--- start Stored records ---
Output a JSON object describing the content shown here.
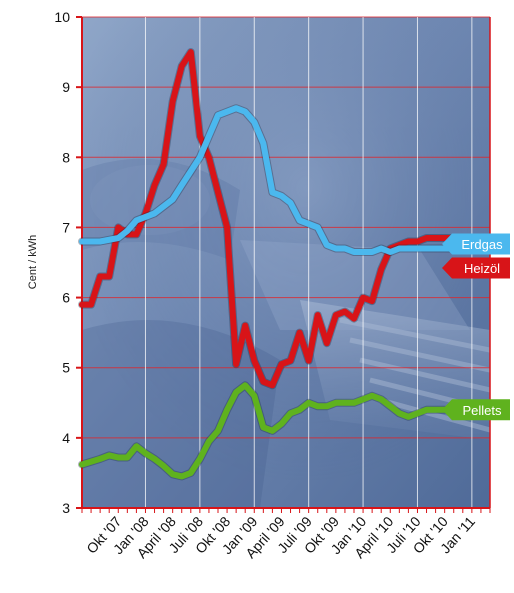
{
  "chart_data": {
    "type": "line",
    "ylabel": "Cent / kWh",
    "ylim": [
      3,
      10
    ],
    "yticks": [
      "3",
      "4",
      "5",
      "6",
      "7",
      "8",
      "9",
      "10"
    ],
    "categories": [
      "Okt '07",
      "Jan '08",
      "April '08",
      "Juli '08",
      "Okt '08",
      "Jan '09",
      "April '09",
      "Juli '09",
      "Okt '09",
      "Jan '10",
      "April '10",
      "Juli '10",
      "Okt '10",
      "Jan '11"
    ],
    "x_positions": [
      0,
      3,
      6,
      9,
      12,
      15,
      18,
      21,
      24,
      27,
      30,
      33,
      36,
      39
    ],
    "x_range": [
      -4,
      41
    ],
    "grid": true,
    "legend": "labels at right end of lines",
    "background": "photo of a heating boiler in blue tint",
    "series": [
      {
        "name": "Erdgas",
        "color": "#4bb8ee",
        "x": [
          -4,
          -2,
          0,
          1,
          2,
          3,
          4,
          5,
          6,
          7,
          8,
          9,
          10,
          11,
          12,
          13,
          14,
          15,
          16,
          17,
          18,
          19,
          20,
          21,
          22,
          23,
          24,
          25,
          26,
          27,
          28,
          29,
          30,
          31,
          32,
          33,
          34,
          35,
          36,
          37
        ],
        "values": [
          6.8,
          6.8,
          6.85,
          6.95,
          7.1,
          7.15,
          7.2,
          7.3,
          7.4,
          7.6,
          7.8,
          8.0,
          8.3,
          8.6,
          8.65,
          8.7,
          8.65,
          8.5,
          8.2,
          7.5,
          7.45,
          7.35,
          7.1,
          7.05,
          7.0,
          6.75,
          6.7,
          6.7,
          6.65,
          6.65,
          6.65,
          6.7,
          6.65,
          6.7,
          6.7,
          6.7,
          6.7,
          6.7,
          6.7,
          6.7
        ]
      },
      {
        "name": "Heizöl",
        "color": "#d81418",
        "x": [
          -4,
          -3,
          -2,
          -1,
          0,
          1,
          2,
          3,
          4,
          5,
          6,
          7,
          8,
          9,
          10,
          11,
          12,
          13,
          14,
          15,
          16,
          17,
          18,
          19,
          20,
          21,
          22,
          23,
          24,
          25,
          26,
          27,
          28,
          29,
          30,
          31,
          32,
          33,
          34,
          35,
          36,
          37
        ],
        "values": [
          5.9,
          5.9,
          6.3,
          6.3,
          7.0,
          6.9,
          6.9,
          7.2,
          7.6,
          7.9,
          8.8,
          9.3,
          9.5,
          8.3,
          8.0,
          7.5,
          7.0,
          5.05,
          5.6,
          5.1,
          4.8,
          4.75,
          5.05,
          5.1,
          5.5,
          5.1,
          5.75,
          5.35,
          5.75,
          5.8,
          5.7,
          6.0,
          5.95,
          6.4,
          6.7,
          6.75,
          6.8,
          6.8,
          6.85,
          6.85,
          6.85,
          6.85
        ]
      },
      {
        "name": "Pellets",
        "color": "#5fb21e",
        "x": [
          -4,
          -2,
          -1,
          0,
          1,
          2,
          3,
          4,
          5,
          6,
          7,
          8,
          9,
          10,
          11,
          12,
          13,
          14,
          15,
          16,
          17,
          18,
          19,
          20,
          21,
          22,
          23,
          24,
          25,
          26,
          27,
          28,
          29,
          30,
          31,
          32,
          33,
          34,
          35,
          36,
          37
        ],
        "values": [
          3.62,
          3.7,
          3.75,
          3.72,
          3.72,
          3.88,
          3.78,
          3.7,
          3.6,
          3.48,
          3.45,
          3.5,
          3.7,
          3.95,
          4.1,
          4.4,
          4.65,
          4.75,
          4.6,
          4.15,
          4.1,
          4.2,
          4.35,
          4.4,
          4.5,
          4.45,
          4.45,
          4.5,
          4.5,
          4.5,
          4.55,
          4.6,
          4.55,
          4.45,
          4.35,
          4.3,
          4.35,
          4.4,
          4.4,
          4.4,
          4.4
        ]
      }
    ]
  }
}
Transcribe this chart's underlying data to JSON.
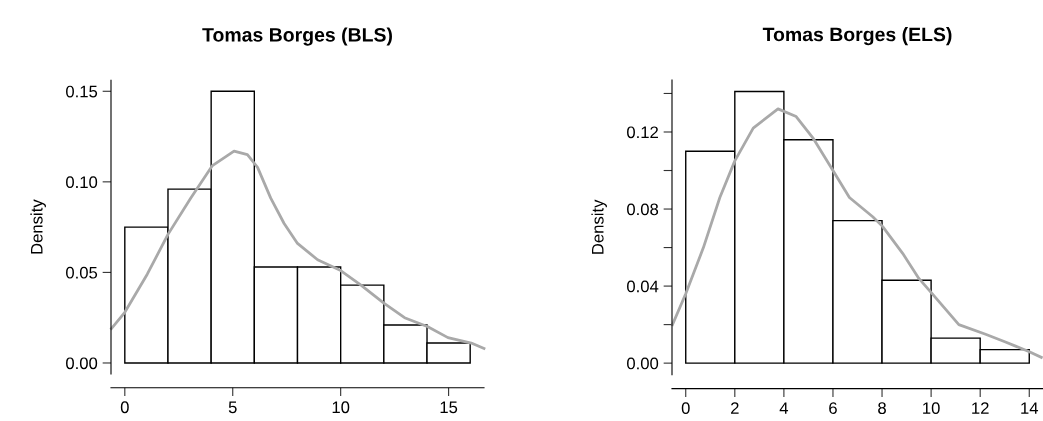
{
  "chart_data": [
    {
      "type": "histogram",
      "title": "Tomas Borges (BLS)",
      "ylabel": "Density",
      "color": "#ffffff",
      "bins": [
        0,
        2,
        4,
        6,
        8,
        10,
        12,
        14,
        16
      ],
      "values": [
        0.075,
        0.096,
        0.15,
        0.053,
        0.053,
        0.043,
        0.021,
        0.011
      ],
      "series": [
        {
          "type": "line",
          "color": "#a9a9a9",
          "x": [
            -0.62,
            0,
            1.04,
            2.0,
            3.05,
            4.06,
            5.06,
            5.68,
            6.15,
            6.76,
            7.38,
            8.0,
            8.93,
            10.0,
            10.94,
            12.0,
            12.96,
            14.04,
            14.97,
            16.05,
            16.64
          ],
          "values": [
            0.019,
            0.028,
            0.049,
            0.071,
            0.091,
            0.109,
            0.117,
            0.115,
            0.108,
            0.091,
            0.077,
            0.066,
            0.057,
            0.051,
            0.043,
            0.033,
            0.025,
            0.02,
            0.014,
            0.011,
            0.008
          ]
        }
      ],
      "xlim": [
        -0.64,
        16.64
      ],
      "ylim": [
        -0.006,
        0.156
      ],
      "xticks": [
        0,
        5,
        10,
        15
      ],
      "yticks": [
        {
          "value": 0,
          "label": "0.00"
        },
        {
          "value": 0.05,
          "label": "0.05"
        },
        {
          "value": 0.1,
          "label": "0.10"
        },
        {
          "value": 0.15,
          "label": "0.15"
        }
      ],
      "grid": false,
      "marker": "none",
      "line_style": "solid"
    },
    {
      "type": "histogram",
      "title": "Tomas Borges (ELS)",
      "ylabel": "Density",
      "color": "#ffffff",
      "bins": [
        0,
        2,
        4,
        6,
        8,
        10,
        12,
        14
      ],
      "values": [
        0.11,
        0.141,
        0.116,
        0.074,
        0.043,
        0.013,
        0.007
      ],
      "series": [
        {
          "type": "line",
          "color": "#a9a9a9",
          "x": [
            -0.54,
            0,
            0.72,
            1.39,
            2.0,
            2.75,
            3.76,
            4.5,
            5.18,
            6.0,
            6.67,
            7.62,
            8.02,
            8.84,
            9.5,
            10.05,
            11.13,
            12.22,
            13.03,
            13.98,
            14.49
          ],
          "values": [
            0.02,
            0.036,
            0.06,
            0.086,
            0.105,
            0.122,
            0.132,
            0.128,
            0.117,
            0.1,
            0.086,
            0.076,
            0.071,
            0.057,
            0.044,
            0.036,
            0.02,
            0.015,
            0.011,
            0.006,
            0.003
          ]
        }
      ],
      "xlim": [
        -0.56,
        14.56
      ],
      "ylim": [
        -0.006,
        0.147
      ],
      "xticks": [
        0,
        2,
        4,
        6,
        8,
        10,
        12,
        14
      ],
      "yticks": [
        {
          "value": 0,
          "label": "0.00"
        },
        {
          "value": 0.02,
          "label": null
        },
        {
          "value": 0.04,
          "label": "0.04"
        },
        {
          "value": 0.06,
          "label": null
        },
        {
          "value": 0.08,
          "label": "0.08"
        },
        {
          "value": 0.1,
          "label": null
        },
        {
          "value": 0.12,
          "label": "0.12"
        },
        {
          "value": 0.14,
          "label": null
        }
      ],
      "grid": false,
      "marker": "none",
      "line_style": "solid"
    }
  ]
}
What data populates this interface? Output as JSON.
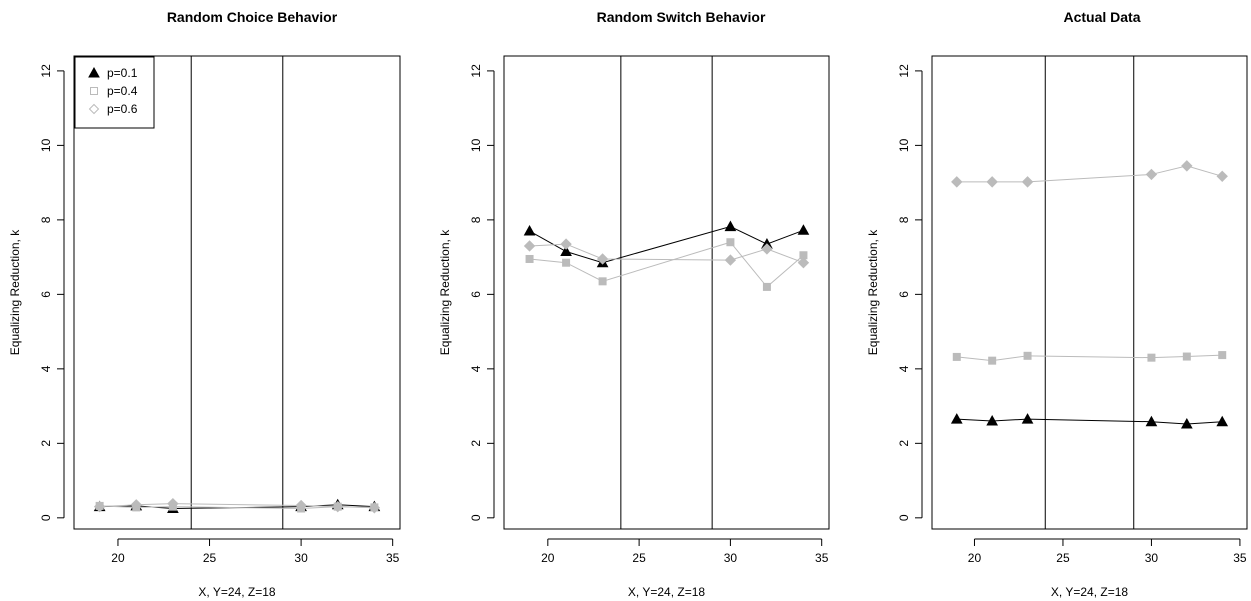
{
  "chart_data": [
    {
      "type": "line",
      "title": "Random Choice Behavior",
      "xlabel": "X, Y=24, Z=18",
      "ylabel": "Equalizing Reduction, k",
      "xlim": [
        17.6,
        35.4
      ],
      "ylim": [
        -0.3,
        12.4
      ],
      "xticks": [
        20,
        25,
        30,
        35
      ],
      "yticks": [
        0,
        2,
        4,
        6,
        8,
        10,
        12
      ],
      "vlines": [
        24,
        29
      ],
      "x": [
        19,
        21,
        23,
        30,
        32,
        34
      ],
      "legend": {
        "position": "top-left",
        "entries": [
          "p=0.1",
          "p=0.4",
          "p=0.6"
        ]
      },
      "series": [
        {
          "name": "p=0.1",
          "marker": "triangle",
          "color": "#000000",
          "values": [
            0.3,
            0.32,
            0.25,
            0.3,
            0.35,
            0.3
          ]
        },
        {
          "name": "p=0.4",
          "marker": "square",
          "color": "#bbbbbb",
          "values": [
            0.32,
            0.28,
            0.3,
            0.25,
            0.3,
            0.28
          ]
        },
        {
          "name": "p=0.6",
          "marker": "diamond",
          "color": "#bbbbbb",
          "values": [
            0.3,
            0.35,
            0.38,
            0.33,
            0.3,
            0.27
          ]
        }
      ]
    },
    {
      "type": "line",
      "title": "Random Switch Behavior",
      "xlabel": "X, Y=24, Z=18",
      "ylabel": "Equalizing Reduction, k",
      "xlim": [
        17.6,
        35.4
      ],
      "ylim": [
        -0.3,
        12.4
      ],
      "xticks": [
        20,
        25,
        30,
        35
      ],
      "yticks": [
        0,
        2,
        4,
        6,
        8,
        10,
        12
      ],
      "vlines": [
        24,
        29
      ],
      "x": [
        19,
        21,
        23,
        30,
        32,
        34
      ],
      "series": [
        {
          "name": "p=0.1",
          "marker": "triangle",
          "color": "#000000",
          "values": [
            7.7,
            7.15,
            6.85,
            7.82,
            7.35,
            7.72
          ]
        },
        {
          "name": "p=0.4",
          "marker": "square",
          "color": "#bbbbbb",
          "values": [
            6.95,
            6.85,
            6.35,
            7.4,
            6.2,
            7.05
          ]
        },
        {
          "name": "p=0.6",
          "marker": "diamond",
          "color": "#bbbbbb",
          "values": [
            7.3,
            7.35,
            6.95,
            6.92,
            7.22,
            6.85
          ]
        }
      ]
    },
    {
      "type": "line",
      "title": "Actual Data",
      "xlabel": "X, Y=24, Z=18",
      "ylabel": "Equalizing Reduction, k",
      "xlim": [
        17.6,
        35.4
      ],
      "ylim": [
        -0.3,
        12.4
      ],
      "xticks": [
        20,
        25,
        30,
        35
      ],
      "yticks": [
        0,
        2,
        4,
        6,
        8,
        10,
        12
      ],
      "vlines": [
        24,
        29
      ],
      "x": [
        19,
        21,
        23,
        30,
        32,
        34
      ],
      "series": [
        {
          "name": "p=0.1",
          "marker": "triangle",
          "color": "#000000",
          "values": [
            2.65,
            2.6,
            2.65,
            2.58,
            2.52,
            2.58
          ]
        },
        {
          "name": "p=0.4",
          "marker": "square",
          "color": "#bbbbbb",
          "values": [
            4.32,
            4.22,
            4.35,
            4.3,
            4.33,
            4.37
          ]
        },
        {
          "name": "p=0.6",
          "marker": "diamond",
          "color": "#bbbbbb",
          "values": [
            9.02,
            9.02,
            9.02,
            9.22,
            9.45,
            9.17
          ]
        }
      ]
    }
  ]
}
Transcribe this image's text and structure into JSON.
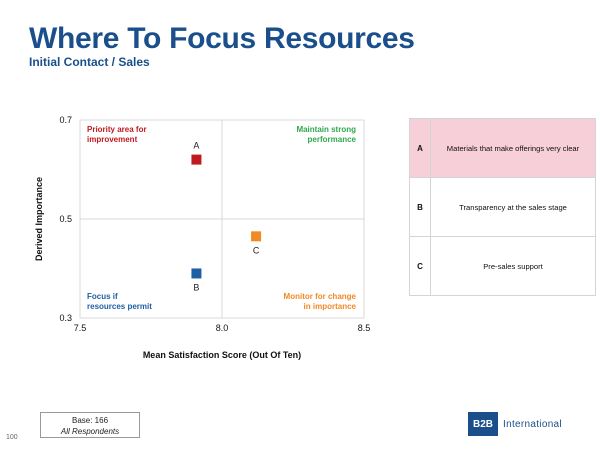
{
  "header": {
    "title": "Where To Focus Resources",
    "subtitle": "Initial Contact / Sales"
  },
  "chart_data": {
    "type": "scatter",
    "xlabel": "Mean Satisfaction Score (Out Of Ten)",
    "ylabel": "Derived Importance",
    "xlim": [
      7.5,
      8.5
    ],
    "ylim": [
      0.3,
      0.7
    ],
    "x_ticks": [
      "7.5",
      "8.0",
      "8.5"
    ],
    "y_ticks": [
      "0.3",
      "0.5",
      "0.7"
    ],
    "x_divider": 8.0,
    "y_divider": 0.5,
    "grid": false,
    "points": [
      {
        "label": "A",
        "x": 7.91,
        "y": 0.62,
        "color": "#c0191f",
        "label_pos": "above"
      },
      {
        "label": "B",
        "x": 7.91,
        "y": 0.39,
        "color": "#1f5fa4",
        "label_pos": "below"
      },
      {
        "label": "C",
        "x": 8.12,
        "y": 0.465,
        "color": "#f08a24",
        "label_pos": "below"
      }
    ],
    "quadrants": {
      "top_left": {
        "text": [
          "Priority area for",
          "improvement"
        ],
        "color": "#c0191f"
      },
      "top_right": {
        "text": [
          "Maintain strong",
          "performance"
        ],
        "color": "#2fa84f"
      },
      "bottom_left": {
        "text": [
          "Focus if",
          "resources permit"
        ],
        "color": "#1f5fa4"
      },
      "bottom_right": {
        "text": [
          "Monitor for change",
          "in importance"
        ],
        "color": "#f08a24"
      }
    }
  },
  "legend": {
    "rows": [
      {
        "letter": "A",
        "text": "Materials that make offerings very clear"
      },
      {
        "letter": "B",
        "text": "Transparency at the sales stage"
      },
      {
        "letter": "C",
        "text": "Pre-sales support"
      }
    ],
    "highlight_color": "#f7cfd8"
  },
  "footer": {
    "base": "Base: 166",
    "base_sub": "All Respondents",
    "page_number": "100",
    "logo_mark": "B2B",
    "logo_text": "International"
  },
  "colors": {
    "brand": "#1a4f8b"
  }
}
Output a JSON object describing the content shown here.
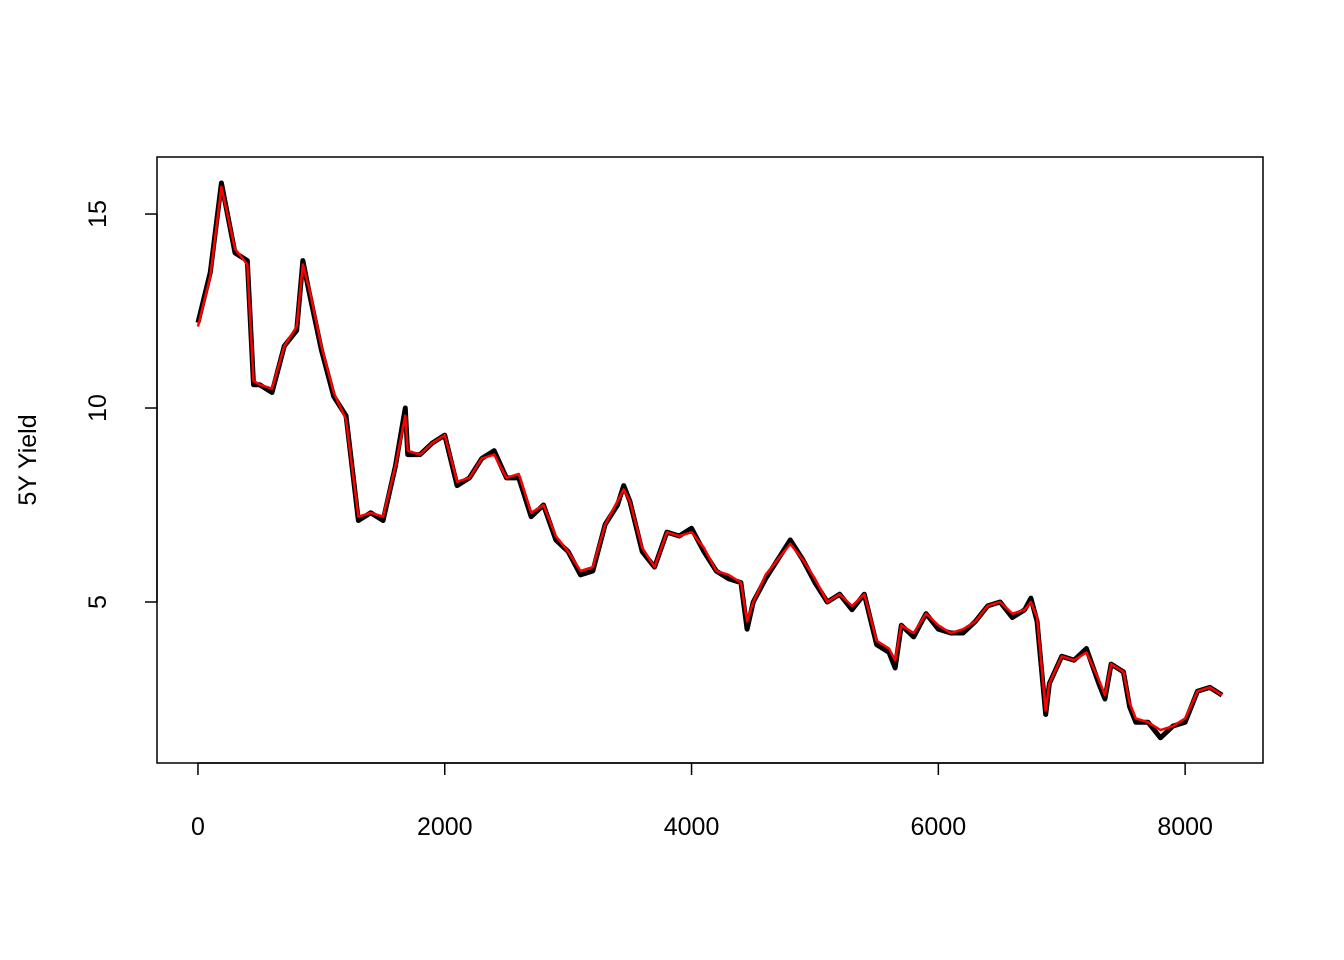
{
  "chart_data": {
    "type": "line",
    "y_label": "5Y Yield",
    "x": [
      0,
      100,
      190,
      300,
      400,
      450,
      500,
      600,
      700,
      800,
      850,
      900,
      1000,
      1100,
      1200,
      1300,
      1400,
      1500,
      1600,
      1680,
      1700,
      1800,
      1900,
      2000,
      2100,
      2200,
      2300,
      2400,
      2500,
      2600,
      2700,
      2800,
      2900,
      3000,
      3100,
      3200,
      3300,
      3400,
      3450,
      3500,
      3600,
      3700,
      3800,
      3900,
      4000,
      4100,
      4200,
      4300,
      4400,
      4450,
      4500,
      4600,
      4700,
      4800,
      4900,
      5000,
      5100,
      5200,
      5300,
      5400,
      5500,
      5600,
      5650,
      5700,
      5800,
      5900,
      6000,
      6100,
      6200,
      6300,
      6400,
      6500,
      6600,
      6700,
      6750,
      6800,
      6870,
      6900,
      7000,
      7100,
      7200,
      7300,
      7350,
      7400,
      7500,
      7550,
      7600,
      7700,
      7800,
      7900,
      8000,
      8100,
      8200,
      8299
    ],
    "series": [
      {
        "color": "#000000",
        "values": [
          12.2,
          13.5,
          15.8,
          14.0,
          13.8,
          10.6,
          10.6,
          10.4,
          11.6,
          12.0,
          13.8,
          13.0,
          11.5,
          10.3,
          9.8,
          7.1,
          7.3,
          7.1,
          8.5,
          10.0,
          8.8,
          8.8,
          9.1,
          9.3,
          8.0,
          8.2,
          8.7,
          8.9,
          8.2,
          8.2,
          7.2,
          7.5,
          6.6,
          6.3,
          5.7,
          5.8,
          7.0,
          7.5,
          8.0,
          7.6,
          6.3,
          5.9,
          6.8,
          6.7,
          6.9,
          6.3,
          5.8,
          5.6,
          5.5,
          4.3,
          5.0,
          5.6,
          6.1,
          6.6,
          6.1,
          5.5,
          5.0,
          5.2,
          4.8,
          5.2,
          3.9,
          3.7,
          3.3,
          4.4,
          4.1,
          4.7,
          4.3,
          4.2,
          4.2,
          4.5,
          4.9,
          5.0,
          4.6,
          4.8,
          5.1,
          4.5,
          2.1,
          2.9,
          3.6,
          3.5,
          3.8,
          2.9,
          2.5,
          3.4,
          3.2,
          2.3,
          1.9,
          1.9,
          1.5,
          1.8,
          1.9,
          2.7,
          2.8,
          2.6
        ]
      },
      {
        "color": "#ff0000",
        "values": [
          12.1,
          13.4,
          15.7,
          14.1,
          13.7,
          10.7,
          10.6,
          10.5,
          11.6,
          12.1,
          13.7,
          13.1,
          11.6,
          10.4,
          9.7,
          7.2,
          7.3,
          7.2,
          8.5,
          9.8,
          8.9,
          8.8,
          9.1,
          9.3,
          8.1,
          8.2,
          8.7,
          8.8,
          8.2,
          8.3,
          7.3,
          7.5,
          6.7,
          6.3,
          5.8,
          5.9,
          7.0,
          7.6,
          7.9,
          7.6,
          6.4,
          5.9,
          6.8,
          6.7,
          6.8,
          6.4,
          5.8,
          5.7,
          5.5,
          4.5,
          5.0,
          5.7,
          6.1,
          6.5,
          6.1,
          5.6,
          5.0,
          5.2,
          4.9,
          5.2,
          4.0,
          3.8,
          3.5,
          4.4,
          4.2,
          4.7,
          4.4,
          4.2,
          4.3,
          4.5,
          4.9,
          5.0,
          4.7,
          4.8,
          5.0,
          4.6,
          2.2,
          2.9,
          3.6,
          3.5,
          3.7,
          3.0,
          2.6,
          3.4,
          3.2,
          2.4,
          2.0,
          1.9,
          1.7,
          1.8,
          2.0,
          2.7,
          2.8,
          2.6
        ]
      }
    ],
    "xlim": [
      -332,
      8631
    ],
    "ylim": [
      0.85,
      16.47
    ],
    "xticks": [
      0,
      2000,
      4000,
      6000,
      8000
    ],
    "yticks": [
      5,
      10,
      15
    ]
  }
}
--- end Stored records ---
_Goal:_ Copy out each line in the listing that has the word "Tomas".

_Complete answer:_
      "title": "Tomas Borges (BLS)",
      "title": "Tomas Borges (ELS)",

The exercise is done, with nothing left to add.